Work to do: Copy out each line below exactly as it appears.

Provided material:
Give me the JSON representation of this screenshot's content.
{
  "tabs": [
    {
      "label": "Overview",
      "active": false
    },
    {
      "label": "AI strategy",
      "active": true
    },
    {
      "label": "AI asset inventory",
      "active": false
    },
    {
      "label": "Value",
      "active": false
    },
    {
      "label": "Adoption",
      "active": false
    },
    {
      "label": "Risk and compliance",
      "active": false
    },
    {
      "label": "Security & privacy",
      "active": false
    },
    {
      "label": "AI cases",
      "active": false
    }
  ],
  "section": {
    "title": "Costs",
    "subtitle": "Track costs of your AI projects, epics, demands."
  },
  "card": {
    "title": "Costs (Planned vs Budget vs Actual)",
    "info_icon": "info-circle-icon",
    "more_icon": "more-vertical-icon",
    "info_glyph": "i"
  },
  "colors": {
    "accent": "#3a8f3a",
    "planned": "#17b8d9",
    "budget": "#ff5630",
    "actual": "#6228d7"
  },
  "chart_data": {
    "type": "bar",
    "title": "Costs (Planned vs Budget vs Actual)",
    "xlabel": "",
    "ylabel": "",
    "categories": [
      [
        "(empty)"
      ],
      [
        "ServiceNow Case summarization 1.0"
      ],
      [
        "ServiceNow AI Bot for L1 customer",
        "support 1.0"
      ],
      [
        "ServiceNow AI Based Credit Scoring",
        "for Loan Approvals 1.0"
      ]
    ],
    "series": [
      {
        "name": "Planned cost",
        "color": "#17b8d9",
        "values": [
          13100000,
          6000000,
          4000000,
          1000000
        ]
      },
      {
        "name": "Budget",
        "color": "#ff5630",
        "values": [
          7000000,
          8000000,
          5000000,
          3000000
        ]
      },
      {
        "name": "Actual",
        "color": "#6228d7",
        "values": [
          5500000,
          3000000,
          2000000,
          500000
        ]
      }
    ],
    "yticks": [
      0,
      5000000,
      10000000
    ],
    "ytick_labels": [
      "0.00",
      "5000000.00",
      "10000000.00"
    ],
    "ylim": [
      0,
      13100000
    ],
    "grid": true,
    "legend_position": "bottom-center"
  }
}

Finished task:
Give me the JSON representation of this screenshot's content.
{
  "tabs": [
    {
      "label": "Overview",
      "active": false
    },
    {
      "label": "AI strategy",
      "active": true
    },
    {
      "label": "AI asset inventory",
      "active": false
    },
    {
      "label": "Value",
      "active": false
    },
    {
      "label": "Adoption",
      "active": false
    },
    {
      "label": "Risk and compliance",
      "active": false
    },
    {
      "label": "Security & privacy",
      "active": false
    },
    {
      "label": "AI cases",
      "active": false
    }
  ],
  "section": {
    "title": "Costs",
    "subtitle": "Track costs of your AI projects, epics, demands."
  },
  "card": {
    "title": "Costs (Planned vs Budget vs Actual)",
    "info_icon": "info-circle-icon",
    "more_icon": "more-vertical-icon",
    "info_glyph": "i"
  },
  "colors": {
    "accent": "#3a8f3a",
    "planned": "#17b8d9",
    "budget": "#ff5630",
    "actual": "#6228d7"
  },
  "chart_data": {
    "type": "bar",
    "title": "Costs (Planned vs Budget vs Actual)",
    "xlabel": "",
    "ylabel": "",
    "categories": [
      [
        "(empty)"
      ],
      [
        "ServiceNow Case summarization 1.0"
      ],
      [
        "ServiceNow AI Bot for L1 customer",
        "support 1.0"
      ],
      [
        "ServiceNow AI Based Credit Scoring",
        "for Loan Approvals 1.0"
      ]
    ],
    "series": [
      {
        "name": "Planned cost",
        "color": "#17b8d9",
        "values": [
          13100000,
          6000000,
          4000000,
          1000000
        ]
      },
      {
        "name": "Budget",
        "color": "#ff5630",
        "values": [
          7000000,
          8000000,
          5000000,
          3000000
        ]
      },
      {
        "name": "Actual",
        "color": "#6228d7",
        "values": [
          5500000,
          3000000,
          2000000,
          500000
        ]
      }
    ],
    "yticks": [
      0,
      5000000,
      10000000
    ],
    "ytick_labels": [
      "0.00",
      "5000000.00",
      "10000000.00"
    ],
    "ylim": [
      0,
      13100000
    ],
    "grid": true,
    "legend_position": "bottom-center"
  }
}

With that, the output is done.